— start of Data in this exercise —

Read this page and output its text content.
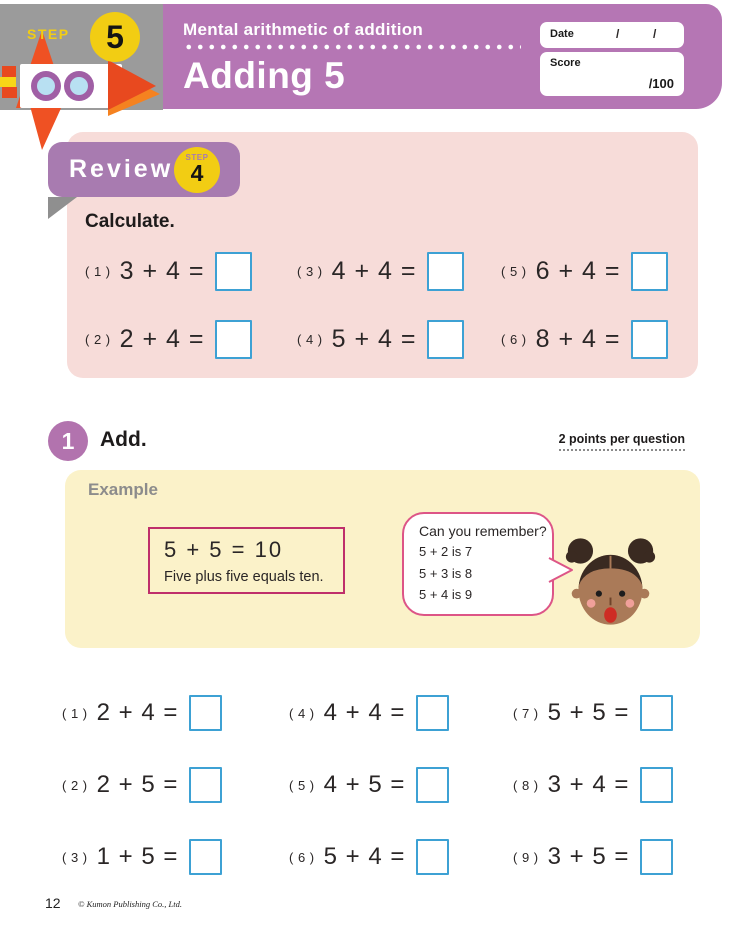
STEP	5	Mental arithmetic of addition
Adding 5
Date	/	/
Score
/100
Review	STEP
4
Calculate.
( 1 ) 3 + 4 =
( 2 ) 2 + 4 =
( 3 ) 4 + 4 =
( 4 ) 5 + 4 =
( 5 ) 6 + 4 =
( 6 ) 8 + 4 =
1	Add.	2 points per question
Example
5 + 5 = 10
Five plus five equals ten.
Can you remember?
5 + 2 is 7
5 + 3 is 8
5 + 4 is 9
( 1 ) 2 + 4 =
( 2 ) 2 + 5 =
( 3 ) 1 + 5 =
( 4 ) 4 + 4 =
( 5 ) 4 + 5 =
( 6 ) 5 + 4 =
( 7 ) 5 + 5 =
( 8 ) 3 + 4 =
( 9 ) 3 + 5 =
12 © Kumon Publishing Co., Ltd.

— end of Data in this exercise —

### [Directions for this task]
Keep the pictures out of the copy and write out the data exactly as it stands.

### [Finished task]
Read this page and output its text content.
STEP	5	Mental arithmetic of addition
Adding 5
Date	/	/
Score
/100
Review	STEP
4
Calculate.
( 1 ) 3 + 4 =
( 2 ) 2 + 4 =
( 3 ) 4 + 4 =
( 4 ) 5 + 4 =
( 5 ) 6 + 4 =
( 6 ) 8 + 4 =
1	Add.	2 points per question
Example
5 + 5 = 10
Five plus five equals ten.
Can you remember?
5 + 2 is 7
5 + 3 is 8
5 + 4 is 9
( 1 ) 2 + 4 =
( 2 ) 2 + 5 =
( 3 ) 1 + 5 =
( 4 ) 4 + 4 =
( 5 ) 4 + 5 =
( 6 ) 5 + 4 =
( 7 ) 5 + 5 =
( 8 ) 3 + 4 =
( 9 ) 3 + 5 =
12 © Kumon Publishing Co., Ltd.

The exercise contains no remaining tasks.